*** Extracted data Section Begins ***

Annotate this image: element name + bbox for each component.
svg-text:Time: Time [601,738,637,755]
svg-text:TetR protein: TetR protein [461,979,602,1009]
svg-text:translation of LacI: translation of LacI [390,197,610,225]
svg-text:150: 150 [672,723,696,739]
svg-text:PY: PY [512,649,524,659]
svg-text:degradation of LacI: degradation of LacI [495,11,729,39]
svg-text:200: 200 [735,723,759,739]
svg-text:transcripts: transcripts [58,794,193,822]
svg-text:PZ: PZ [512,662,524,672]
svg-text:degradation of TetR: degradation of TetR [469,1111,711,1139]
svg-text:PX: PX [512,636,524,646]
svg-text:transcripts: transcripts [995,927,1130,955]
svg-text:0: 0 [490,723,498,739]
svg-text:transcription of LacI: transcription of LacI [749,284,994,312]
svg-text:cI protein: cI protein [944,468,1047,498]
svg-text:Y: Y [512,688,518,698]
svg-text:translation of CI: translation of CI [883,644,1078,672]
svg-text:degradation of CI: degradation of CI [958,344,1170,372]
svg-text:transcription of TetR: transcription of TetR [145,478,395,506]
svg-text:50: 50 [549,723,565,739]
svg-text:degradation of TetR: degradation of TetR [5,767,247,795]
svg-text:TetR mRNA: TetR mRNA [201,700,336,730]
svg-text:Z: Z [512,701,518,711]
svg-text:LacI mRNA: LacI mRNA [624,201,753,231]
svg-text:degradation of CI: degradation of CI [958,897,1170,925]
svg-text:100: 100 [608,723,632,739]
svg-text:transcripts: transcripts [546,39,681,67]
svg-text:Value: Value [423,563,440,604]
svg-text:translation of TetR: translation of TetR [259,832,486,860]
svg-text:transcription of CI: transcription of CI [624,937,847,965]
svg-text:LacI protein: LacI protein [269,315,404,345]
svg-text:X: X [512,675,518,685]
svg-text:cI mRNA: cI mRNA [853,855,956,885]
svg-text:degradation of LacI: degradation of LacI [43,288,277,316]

*** Extracted data Section Ends ***

*Assignment*. Find the word "transcripts" in the entries. Copy each line that holds it.

*The completed task*.
svg-text:transcripts: transcripts [58,794,193,822]
svg-text:transcripts: transcripts [995,927,1130,955]
svg-text:transcripts: transcripts [546,39,681,67]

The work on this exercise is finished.